And I even cheated a little above by not describing what "Y cannot be converted to match X" actually means. I think you can see why I went with the vague version instead.

While we are here, I'm not really a big fan of the current wording at cpp/language/operator_other#Conditional_operator. The previous version was inaccurate in a number of ways, so I rewrote it by tracking [expr.cond] pretty much exactly, and the new version is probably correct, but it's also pretty dense and hard to understand. If anyone knows a way to simplify it without sacrificing correctness, I'm all ears. T. Canens (talk) 00:55, 20 September 2015 (PDT)

1. Since the standard states, § 5.16. "Conditional operator", alinea 4, 5:
"If the second and third operands are glvalues of the same value category and have the same type, the result is of that type and value category and it is a bit-field if the second or the third operand is a bit-field, or if both are bit-fields. Otherwise, the result is a prvalue."
I thought it was a sum up for all cases (especially for the void cases listed in alineas 2 and 3), but apparently not (so I find the standard a little messy about the value categories here). So OK Cubbi an T. Canens, no problem for keeping the vague "some ternary conditional operator expressions".
2. OK Cubbi, if it does not really belong to "real" prvalues I will remove the special kind of prvalue I introduced.
3. OK Cubbi, for the moment I will keep the order as it was because it makes the edit very hard to read for everyone with the comparison tool, and we will come back to it later.
4. Not OK Cubbi about the "changes to member access removed content". I have only replaced the "every member access operators except" by "member access operators where" like it is in all the other items (consistency), but if you check with care I have not forgotten any case.
Maggyero (talk) 03:33, 20 September 2015 (PDT).
You lost the value categories of a->b and a->*b by writing "using operator ." and "using operator .*" in the wrong place. Also, you added text where this page really needs a lot less text than what it has today: it is not a page about member access or about ?:, it shouldn't duplicate technical details covered on the pages it links to. --Cubbi (talk) 06:13, 20 September 2015 (PDT)

Stored data:

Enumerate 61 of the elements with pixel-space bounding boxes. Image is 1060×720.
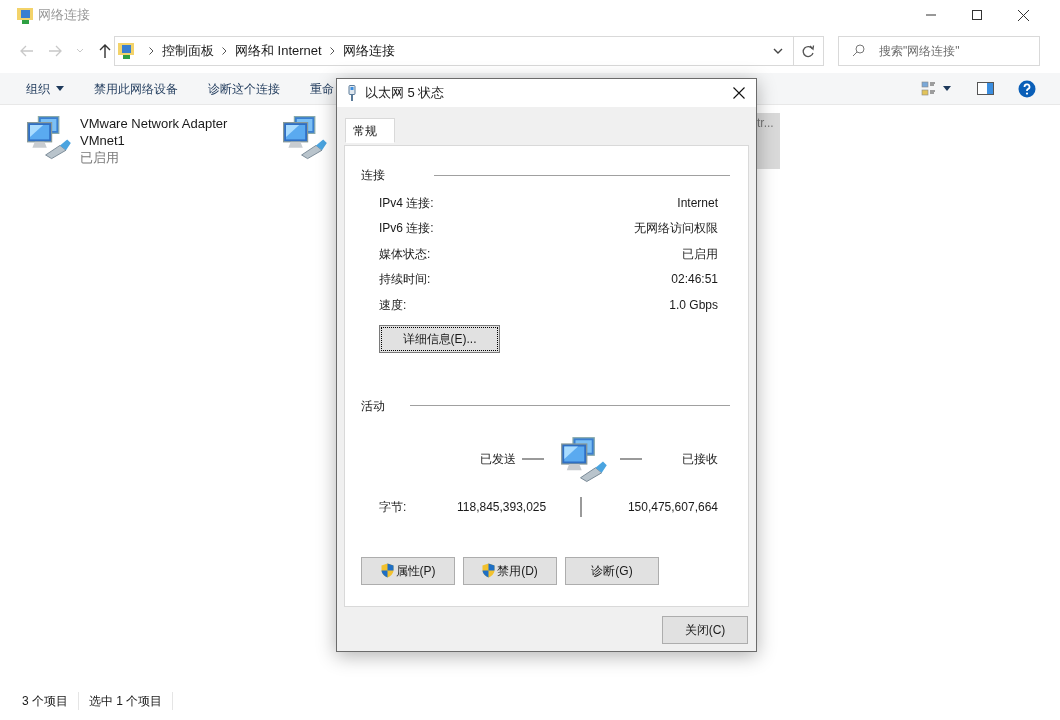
...
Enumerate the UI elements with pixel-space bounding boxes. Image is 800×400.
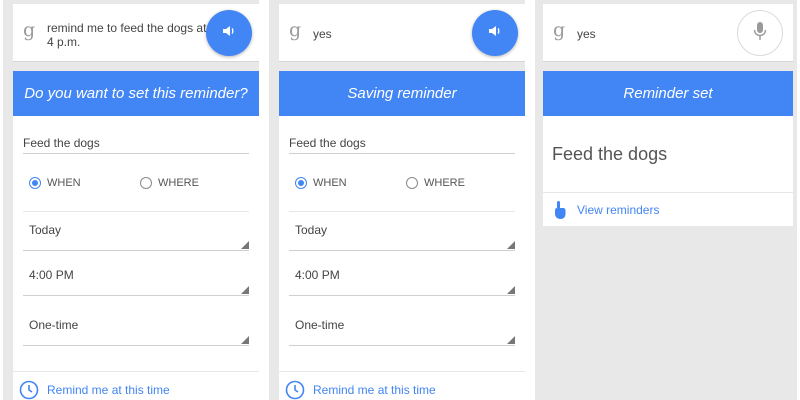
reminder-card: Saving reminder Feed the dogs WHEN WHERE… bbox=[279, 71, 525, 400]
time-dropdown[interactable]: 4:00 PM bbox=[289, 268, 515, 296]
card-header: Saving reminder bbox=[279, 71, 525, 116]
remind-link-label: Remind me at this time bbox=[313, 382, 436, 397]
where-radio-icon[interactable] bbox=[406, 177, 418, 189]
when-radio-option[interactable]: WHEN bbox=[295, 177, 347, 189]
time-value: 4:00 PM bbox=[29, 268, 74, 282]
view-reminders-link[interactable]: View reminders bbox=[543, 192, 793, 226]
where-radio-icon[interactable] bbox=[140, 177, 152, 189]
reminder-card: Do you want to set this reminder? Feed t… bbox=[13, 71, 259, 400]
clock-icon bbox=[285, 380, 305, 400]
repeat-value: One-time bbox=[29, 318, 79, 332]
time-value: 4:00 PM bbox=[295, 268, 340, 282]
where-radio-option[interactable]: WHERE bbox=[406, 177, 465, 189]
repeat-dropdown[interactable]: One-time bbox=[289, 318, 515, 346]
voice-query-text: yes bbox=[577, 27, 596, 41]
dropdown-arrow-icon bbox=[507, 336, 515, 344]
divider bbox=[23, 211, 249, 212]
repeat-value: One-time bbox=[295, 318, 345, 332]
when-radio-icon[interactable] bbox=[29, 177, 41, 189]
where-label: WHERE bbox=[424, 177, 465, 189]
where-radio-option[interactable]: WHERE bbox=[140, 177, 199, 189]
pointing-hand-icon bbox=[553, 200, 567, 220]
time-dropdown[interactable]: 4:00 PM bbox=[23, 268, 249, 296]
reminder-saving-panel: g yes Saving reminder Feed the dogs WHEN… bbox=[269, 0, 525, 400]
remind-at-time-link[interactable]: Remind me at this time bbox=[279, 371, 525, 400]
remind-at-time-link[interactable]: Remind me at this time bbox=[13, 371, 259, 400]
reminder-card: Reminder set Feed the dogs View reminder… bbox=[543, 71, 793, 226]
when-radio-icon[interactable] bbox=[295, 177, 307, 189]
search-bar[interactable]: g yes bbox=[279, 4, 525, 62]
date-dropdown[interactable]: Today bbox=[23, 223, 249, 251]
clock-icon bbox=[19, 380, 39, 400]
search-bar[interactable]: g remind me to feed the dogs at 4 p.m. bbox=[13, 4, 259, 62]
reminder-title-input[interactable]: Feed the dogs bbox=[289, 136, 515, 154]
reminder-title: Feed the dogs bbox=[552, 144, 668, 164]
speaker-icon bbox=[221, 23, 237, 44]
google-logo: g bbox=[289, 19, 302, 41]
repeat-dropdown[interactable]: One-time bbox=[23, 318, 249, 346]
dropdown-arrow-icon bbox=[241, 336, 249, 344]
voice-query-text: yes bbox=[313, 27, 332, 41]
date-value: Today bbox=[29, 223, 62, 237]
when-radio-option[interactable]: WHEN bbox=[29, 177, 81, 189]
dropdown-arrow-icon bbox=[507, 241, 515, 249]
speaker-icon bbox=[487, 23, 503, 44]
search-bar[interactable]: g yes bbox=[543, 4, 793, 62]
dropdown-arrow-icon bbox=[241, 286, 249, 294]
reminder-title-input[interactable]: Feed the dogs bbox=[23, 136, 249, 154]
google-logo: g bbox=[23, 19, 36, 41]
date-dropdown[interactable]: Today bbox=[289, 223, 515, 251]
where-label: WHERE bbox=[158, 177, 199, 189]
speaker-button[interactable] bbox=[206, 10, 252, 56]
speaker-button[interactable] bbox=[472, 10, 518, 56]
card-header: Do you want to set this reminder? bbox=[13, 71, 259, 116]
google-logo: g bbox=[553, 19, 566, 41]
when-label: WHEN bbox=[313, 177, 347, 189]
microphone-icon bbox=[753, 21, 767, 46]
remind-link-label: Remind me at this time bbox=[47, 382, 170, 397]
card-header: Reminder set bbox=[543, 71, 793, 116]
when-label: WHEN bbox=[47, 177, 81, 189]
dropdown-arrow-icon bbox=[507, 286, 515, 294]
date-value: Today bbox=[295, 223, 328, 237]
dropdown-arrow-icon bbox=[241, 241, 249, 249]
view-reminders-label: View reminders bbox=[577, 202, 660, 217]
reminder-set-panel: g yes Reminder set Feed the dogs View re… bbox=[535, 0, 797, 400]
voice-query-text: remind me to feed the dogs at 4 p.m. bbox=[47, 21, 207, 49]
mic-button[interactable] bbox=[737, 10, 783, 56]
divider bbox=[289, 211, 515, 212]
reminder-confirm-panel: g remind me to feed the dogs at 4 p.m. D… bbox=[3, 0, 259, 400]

The tasks:
a. Which users sign their comments in the discussion?
b. Update the discussion by giving everything from "4. Not OK Cubbi" down to "forgotten any case." again, with "consistency" changed to "uniformity".
c. In the discussion, why does Maggyero replace "every member access operators except" with "member access operators where"?

Outputs by task:
a. T. Canens, Maggyero, Cubbi

b.
4. Not OK Cubbi about the "changes to member access removed content". I have only replaced the "every member access operators except" by "member access operators where" like it is in all the other items (uniformity), but if you check with care I have not forgotten any case.

c. Maggyero made the change for consistency, because the wording "member access operators where" is how all the other items are phrased.